§ JOB: Give every line of the material again, exactly as written.

(A run of records)
######

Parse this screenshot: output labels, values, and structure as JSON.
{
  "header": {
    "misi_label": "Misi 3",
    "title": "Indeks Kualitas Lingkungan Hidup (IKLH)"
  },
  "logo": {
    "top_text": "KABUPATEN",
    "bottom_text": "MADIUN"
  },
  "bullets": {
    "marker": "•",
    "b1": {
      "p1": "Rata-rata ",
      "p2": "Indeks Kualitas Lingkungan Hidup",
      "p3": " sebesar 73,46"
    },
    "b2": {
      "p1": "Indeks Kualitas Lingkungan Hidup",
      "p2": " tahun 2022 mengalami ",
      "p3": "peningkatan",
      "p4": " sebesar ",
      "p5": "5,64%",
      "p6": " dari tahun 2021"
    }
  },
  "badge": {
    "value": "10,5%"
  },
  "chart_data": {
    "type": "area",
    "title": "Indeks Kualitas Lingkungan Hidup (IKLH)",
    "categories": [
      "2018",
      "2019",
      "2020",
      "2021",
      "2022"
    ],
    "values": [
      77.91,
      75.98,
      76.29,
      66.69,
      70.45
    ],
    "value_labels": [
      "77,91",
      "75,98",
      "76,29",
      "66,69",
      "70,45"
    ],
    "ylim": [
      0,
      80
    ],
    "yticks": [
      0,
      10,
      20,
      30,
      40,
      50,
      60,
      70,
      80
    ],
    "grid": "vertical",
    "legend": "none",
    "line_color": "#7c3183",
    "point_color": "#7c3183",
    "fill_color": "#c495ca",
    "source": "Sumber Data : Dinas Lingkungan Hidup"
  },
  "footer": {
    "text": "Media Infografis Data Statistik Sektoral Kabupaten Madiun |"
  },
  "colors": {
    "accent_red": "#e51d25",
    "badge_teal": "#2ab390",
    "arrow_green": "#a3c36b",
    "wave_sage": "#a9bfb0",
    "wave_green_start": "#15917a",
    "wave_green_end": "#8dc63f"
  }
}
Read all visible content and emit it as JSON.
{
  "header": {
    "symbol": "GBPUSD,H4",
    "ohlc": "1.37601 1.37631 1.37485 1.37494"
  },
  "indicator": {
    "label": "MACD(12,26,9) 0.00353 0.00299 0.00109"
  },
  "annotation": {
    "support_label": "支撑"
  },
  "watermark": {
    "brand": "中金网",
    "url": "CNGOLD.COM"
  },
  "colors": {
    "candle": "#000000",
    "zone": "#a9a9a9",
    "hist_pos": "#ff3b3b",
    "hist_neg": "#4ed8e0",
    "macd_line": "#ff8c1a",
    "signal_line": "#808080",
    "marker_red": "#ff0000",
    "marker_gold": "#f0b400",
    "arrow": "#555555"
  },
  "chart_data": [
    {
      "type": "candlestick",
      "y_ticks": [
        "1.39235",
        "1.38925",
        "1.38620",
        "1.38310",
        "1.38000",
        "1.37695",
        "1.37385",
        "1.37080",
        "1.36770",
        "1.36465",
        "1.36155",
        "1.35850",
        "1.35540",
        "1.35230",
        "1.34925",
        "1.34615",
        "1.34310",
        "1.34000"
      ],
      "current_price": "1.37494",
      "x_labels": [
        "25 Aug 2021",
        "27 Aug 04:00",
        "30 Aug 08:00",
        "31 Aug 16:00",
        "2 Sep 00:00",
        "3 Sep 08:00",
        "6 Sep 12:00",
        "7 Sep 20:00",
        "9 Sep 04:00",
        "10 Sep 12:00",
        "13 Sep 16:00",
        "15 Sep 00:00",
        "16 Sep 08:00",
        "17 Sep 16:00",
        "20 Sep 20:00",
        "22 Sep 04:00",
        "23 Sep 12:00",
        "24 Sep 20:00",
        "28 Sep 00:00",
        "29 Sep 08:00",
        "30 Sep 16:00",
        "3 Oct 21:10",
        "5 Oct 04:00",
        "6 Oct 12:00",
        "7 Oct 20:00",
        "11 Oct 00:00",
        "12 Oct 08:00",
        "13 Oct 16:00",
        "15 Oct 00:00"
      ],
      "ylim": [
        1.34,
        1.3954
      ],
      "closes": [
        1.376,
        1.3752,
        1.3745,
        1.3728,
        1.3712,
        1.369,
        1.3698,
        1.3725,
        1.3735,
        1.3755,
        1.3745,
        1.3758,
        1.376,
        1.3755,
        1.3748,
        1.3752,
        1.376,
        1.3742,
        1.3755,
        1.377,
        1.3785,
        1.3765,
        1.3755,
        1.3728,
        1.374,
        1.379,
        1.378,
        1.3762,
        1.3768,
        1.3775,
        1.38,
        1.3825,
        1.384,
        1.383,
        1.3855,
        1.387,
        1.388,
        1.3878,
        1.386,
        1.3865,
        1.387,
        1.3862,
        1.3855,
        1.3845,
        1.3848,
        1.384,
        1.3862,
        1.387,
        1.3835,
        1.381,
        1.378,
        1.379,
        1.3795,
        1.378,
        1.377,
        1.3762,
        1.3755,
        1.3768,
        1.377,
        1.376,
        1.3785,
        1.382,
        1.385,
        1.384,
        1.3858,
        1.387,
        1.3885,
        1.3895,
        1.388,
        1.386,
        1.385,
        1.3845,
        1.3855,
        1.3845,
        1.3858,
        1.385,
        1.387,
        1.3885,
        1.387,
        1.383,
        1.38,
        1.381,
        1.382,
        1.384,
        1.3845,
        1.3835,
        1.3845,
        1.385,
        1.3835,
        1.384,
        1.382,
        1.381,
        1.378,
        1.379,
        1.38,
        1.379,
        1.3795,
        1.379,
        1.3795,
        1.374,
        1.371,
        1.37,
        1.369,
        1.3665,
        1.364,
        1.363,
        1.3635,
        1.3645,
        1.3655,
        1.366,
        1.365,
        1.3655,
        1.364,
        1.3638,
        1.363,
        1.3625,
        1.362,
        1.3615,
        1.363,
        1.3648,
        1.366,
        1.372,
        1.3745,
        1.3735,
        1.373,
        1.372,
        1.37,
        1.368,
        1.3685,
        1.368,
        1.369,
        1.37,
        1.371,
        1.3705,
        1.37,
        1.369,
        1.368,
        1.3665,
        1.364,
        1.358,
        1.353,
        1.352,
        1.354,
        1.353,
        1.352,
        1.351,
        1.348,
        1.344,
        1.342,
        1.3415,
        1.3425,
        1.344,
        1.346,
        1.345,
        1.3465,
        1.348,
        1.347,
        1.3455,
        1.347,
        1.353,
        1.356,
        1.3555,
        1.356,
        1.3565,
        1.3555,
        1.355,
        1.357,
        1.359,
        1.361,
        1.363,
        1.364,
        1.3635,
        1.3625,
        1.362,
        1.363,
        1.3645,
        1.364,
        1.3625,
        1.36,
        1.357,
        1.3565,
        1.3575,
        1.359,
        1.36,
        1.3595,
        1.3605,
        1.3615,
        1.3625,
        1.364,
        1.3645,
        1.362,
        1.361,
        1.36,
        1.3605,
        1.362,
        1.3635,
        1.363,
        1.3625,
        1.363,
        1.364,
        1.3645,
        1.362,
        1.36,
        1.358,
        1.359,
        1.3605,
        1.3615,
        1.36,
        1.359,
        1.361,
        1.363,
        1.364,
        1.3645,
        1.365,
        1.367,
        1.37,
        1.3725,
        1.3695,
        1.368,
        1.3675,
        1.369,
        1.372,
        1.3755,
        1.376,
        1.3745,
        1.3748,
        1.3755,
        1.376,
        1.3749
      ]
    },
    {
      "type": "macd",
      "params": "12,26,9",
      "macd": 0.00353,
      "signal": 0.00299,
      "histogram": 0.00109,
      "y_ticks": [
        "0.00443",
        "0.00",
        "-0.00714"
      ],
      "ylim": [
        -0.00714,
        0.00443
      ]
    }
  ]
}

######

§ RESULT FOR THIS EXERCISE:
Parse this screenshot: output labels, values, and structure as JSON.
{
  "header": {
    "misi_label": "Misi 3",
    "title": "Indeks Kualitas Lingkungan Hidup (IKLH)"
  },
  "logo": {
    "top_text": "KABUPATEN",
    "bottom_text": "MADIUN"
  },
  "bullets": {
    "marker": "•",
    "b1": {
      "p1": "Rata-rata ",
      "p2": "Indeks Kualitas Lingkungan Hidup",
      "p3": " sebesar 73,46"
    },
    "b2": {
      "p1": "Indeks Kualitas Lingkungan Hidup",
      "p2": " tahun 2022 mengalami ",
      "p3": "peningkatan",
      "p4": " sebesar ",
      "p5": "5,64%",
      "p6": " dari tahun 2021"
    }
  },
  "badge": {
    "value": "10,5%"
  },
  "chart_data": {
    "type": "area",
    "title": "Indeks Kualitas Lingkungan Hidup (IKLH)",
    "categories": [
      "2018",
      "2019",
      "2020",
      "2021",
      "2022"
    ],
    "values": [
      77.91,
      75.98,
      76.29,
      66.69,
      70.45
    ],
    "value_labels": [
      "77,91",
      "75,98",
      "76,29",
      "66,69",
      "70,45"
    ],
    "ylim": [
      0,
      80
    ],
    "yticks": [
      0,
      10,
      20,
      30,
      40,
      50,
      60,
      70,
      80
    ],
    "grid": "vertical",
    "legend": "none",
    "line_color": "#7c3183",
    "point_color": "#7c3183",
    "fill_color": "#c495ca",
    "source": "Sumber Data : Dinas Lingkungan Hidup"
  },
  "footer": {
    "text": "Media Infografis Data Statistik Sektoral Kabupaten Madiun |"
  },
  "colors": {
    "accent_red": "#e51d25",
    "badge_teal": "#2ab390",
    "arrow_green": "#a3c36b",
    "wave_sage": "#a9bfb0",
    "wave_green_start": "#15917a",
    "wave_green_end": "#8dc63f"
  }
}
Read all visible content and emit it as JSON.
{
  "header": {
    "symbol": "GBPUSD,H4",
    "ohlc": "1.37601 1.37631 1.37485 1.37494"
  },
  "indicator": {
    "label": "MACD(12,26,9) 0.00353 0.00299 0.00109"
  },
  "annotation": {
    "support_label": "支撑"
  },
  "watermark": {
    "brand": "中金网",
    "url": "CNGOLD.COM"
  },
  "colors": {
    "candle": "#000000",
    "zone": "#a9a9a9",
    "hist_pos": "#ff3b3b",
    "hist_neg": "#4ed8e0",
    "macd_line": "#ff8c1a",
    "signal_line": "#808080",
    "marker_red": "#ff0000",
    "marker_gold": "#f0b400",
    "arrow": "#555555"
  },
  "chart_data": [
    {
      "type": "candlestick",
      "y_ticks": [
        "1.39235",
        "1.38925",
        "1.38620",
        "1.38310",
        "1.38000",
        "1.37695",
        "1.37385",
        "1.37080",
        "1.36770",
        "1.36465",
        "1.36155",
        "1.35850",
        "1.35540",
        "1.35230",
        "1.34925",
        "1.34615",
        "1.34310",
        "1.34000"
      ],
      "current_price": "1.37494",
      "x_labels": [
        "25 Aug 2021",
        "27 Aug 04:00",
        "30 Aug 08:00",
        "31 Aug 16:00",
        "2 Sep 00:00",
        "3 Sep 08:00",
        "6 Sep 12:00",
        "7 Sep 20:00",
        "9 Sep 04:00",
        "10 Sep 12:00",
        "13 Sep 16:00",
        "15 Sep 00:00",
        "16 Sep 08:00",
        "17 Sep 16:00",
        "20 Sep 20:00",
        "22 Sep 04:00",
        "23 Sep 12:00",
        "24 Sep 20:00",
        "28 Sep 00:00",
        "29 Sep 08:00",
        "30 Sep 16:00",
        "3 Oct 21:10",
        "5 Oct 04:00",
        "6 Oct 12:00",
        "7 Oct 20:00",
        "11 Oct 00:00",
        "12 Oct 08:00",
        "13 Oct 16:00",
        "15 Oct 00:00"
      ],
      "ylim": [
        1.34,
        1.3954
      ],
      "closes": [
        1.376,
        1.3752,
        1.3745,
        1.3728,
        1.3712,
        1.369,
        1.3698,
        1.3725,
        1.3735,
        1.3755,
        1.3745,
        1.3758,
        1.376,
        1.3755,
        1.3748,
        1.3752,
        1.376,
        1.3742,
        1.3755,
        1.377,
        1.3785,
        1.3765,
        1.3755,
        1.3728,
        1.374,
        1.379,
        1.378,
        1.3762,
        1.3768,
        1.3775,
        1.38,
        1.3825,
        1.384,
        1.383,
        1.3855,
        1.387,
        1.388,
        1.3878,
        1.386,
        1.3865,
        1.387,
        1.3862,
        1.3855,
        1.3845,
        1.3848,
        1.384,
        1.3862,
        1.387,
        1.3835,
        1.381,
        1.378,
        1.379,
        1.3795,
        1.378,
        1.377,
        1.3762,
        1.3755,
        1.3768,
        1.377,
        1.376,
        1.3785,
        1.382,
        1.385,
        1.384,
        1.3858,
        1.387,
        1.3885,
        1.3895,
        1.388,
        1.386,
        1.385,
        1.3845,
        1.3855,
        1.3845,
        1.3858,
        1.385,
        1.387,
        1.3885,
        1.387,
        1.383,
        1.38,
        1.381,
        1.382,
        1.384,
        1.3845,
        1.3835,
        1.3845,
        1.385,
        1.3835,
        1.384,
        1.382,
        1.381,
        1.378,
        1.379,
        1.38,
        1.379,
        1.3795,
        1.379,
        1.3795,
        1.374,
        1.371,
        1.37,
        1.369,
        1.3665,
        1.364,
        1.363,
        1.3635,
        1.3645,
        1.3655,
        1.366,
        1.365,
        1.3655,
        1.364,
        1.3638,
        1.363,
        1.3625,
        1.362,
        1.3615,
        1.363,
        1.3648,
        1.366,
        1.372,
        1.3745,
        1.3735,
        1.373,
        1.372,
        1.37,
        1.368,
        1.3685,
        1.368,
        1.369,
        1.37,
        1.371,
        1.3705,
        1.37,
        1.369,
        1.368,
        1.3665,
        1.364,
        1.358,
        1.353,
        1.352,
        1.354,
        1.353,
        1.352,
        1.351,
        1.348,
        1.344,
        1.342,
        1.3415,
        1.3425,
        1.344,
        1.346,
        1.345,
        1.3465,
        1.348,
        1.347,
        1.3455,
        1.347,
        1.353,
        1.356,
        1.3555,
        1.356,
        1.3565,
        1.3555,
        1.355,
        1.357,
        1.359,
        1.361,
        1.363,
        1.364,
        1.3635,
        1.3625,
        1.362,
        1.363,
        1.3645,
        1.364,
        1.3625,
        1.36,
        1.357,
        1.3565,
        1.3575,
        1.359,
        1.36,
        1.3595,
        1.3605,
        1.3615,
        1.3625,
        1.364,
        1.3645,
        1.362,
        1.361,
        1.36,
        1.3605,
        1.362,
        1.3635,
        1.363,
        1.3625,
        1.363,
        1.364,
        1.3645,
        1.362,
        1.36,
        1.358,
        1.359,
        1.3605,
        1.3615,
        1.36,
        1.359,
        1.361,
        1.363,
        1.364,
        1.3645,
        1.365,
        1.367,
        1.37,
        1.3725,
        1.3695,
        1.368,
        1.3675,
        1.369,
        1.372,
        1.3755,
        1.376,
        1.3745,
        1.3748,
        1.3755,
        1.376,
        1.3749
      ]
    },
    {
      "type": "macd",
      "params": "12,26,9",
      "macd": 0.00353,
      "signal": 0.00299,
      "histogram": 0.00109,
      "y_ticks": [
        "0.00443",
        "0.00",
        "-0.00714"
      ],
      "ylim": [
        -0.00714,
        0.00443
      ]
    }
  ]
}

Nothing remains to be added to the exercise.